> _Task objective_: Here are some entries; quote each one exactly.

> _Recorded data_:
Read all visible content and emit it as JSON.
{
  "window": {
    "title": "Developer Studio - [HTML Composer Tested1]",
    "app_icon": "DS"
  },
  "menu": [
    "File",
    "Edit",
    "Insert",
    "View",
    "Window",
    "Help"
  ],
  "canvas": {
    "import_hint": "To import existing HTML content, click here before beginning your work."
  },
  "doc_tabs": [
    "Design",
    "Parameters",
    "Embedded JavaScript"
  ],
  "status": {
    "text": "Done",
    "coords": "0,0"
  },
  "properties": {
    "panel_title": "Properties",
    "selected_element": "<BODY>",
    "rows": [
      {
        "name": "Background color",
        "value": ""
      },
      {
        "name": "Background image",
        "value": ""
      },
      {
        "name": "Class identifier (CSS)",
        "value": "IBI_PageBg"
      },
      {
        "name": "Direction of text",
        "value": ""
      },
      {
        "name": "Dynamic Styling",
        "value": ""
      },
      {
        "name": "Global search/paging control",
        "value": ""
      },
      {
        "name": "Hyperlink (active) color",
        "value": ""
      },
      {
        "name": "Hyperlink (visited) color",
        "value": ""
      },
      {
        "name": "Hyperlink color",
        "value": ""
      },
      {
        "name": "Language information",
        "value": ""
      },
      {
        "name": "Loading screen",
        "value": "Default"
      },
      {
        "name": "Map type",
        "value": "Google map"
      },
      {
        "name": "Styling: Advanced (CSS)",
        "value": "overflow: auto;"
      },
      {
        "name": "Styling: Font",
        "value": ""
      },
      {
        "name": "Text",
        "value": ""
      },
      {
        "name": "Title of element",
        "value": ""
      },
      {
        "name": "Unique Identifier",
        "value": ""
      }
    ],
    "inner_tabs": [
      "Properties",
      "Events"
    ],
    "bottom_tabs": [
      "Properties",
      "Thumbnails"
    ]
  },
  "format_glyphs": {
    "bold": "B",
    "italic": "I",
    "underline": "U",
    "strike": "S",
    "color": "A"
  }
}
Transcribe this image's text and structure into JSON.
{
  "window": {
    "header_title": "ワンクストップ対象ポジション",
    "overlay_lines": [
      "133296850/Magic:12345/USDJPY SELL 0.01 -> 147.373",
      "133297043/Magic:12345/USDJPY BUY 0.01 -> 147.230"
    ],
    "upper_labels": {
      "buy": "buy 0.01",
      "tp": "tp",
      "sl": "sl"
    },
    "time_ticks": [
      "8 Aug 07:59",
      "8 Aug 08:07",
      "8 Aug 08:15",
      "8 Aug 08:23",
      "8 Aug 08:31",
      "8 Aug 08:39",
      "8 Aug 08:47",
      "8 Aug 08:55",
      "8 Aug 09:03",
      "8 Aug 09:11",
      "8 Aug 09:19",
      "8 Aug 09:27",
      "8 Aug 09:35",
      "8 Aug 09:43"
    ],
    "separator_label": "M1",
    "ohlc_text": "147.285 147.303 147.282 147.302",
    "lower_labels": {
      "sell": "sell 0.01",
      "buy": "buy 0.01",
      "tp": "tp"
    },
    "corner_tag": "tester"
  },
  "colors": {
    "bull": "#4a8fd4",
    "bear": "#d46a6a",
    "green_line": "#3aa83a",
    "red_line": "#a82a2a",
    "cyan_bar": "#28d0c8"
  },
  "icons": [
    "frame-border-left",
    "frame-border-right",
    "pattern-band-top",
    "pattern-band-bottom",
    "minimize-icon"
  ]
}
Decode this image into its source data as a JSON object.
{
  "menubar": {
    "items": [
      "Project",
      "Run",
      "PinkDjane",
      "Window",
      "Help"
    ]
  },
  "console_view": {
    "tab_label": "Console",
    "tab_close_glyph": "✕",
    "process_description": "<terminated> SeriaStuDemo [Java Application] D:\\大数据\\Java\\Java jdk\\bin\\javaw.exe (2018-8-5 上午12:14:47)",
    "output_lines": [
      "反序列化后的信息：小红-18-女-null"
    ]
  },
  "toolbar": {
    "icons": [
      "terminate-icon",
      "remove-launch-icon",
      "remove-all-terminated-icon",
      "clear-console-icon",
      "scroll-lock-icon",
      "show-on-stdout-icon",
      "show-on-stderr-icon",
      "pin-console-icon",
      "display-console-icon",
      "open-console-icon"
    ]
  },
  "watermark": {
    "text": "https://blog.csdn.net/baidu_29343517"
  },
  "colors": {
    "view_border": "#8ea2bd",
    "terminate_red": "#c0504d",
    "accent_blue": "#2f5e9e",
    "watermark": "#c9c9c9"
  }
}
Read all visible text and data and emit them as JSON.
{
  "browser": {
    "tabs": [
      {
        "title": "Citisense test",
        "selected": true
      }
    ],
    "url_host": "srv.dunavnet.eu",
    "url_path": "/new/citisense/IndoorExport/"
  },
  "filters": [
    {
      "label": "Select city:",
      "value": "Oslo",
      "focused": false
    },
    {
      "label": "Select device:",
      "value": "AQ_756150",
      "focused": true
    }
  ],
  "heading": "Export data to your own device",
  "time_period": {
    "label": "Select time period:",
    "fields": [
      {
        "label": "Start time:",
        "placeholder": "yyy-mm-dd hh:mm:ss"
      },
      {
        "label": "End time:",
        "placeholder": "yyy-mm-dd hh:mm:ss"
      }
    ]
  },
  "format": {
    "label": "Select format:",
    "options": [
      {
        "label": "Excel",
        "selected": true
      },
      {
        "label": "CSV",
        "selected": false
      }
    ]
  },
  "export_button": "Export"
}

> _Final answer_:
Read all visible content and emit it as JSON.
{
  "window": {
    "title": "Developer Studio - [HTML Composer Tested1]",
    "app_icon": "DS"
  },
  "menu": [
    "File",
    "Edit",
    "Insert",
    "View",
    "Window",
    "Help"
  ],
  "canvas": {
    "import_hint": "To import existing HTML content, click here before beginning your work."
  },
  "doc_tabs": [
    "Design",
    "Parameters",
    "Embedded JavaScript"
  ],
  "status": {
    "text": "Done",
    "coords": "0,0"
  },
  "properties": {
    "panel_title": "Properties",
    "selected_element": "<BODY>",
    "rows": [
      {
        "name": "Background color",
        "value": ""
      },
      {
        "name": "Background image",
        "value": ""
      },
      {
        "name": "Class identifier (CSS)",
        "value": "IBI_PageBg"
      },
      {
        "name": "Direction of text",
        "value": ""
      },
      {
        "name": "Dynamic Styling",
        "value": ""
      },
      {
        "name": "Global search/paging control",
        "value": ""
      },
      {
        "name": "Hyperlink (active) color",
        "value": ""
      },
      {
        "name": "Hyperlink (visited) color",
        "value": ""
      },
      {
        "name": "Hyperlink color",
        "value": ""
      },
      {
        "name": "Language information",
        "value": ""
      },
      {
        "name": "Loading screen",
        "value": "Default"
      },
      {
        "name": "Map type",
        "value": "Google map"
      },
      {
        "name": "Styling: Advanced (CSS)",
        "value": "overflow: auto;"
      },
      {
        "name": "Styling: Font",
        "value": ""
      },
      {
        "name": "Text",
        "value": ""
      },
      {
        "name": "Title of element",
        "value": ""
      },
      {
        "name": "Unique Identifier",
        "value": ""
      }
    ],
    "inner_tabs": [
      "Properties",
      "Events"
    ],
    "bottom_tabs": [
      "Properties",
      "Thumbnails"
    ]
  },
  "format_glyphs": {
    "bold": "B",
    "italic": "I",
    "underline": "U",
    "strike": "S",
    "color": "A"
  }
}
Transcribe this image's text and structure into JSON.
{
  "window": {
    "header_title": "ワンクストップ対象ポジション",
    "overlay_lines": [
      "133296850/Magic:12345/USDJPY SELL 0.01 -> 147.373",
      "133297043/Magic:12345/USDJPY BUY 0.01 -> 147.230"
    ],
    "upper_labels": {
      "buy": "buy 0.01",
      "tp": "tp",
      "sl": "sl"
    },
    "time_ticks": [
      "8 Aug 07:59",
      "8 Aug 08:07",
      "8 Aug 08:15",
      "8 Aug 08:23",
      "8 Aug 08:31",
      "8 Aug 08:39",
      "8 Aug 08:47",
      "8 Aug 08:55",
      "8 Aug 09:03",
      "8 Aug 09:11",
      "8 Aug 09:19",
      "8 Aug 09:27",
      "8 Aug 09:35",
      "8 Aug 09:43"
    ],
    "separator_label": "M1",
    "ohlc_text": "147.285 147.303 147.282 147.302",
    "lower_labels": {
      "sell": "sell 0.01",
      "buy": "buy 0.01",
      "tp": "tp"
    },
    "corner_tag": "tester"
  },
  "colors": {
    "bull": "#4a8fd4",
    "bear": "#d46a6a",
    "green_line": "#3aa83a",
    "red_line": "#a82a2a",
    "cyan_bar": "#28d0c8"
  },
  "icons": [
    "frame-border-left",
    "frame-border-right",
    "pattern-band-top",
    "pattern-band-bottom",
    "minimize-icon"
  ]
}
Decode this image into its source data as a JSON object.
{
  "menubar": {
    "items": [
      "Project",
      "Run",
      "PinkDjane",
      "Window",
      "Help"
    ]
  },
  "console_view": {
    "tab_label": "Console",
    "tab_close_glyph": "✕",
    "process_description": "<terminated> SeriaStuDemo [Java Application] D:\\大数据\\Java\\Java jdk\\bin\\javaw.exe (2018-8-5 上午12:14:47)",
    "output_lines": [
      "反序列化后的信息：小红-18-女-null"
    ]
  },
  "toolbar": {
    "icons": [
      "terminate-icon",
      "remove-launch-icon",
      "remove-all-terminated-icon",
      "clear-console-icon",
      "scroll-lock-icon",
      "show-on-stdout-icon",
      "show-on-stderr-icon",
      "pin-console-icon",
      "display-console-icon",
      "open-console-icon"
    ]
  },
  "watermark": {
    "text": "https://blog.csdn.net/baidu_29343517"
  },
  "colors": {
    "view_border": "#8ea2bd",
    "terminate_red": "#c0504d",
    "accent_blue": "#2f5e9e",
    "watermark": "#c9c9c9"
  }
}
Read all visible text and data and emit them as JSON.
{
  "browser": {
    "tabs": [
      {
        "title": "Citisense test",
        "selected": true
      }
    ],
    "url_host": "srv.dunavnet.eu",
    "url_path": "/new/citisense/IndoorExport/"
  },
  "filters": [
    {
      "label": "Select city:",
      "value": "Oslo",
      "focused": false
    },
    {
      "label": "Select device:",
      "value": "AQ_756150",
      "focused": true
    }
  ],
  "heading": "Export data to your own device",
  "time_period": {
    "label": "Select time period:",
    "fields": [
      {
        "label": "Start time:",
        "placeholder": "yyy-mm-dd hh:mm:ss"
      },
      {
        "label": "End time:",
        "placeholder": "yyy-mm-dd hh:mm:ss"
      }
    ]
  },
  "format": {
    "label": "Select format:",
    "options": [
      {
        "label": "Excel",
        "selected": true
      },
      {
        "label": "CSV",
        "selected": false
      }
    ]
  },
  "export_button": "Export"
}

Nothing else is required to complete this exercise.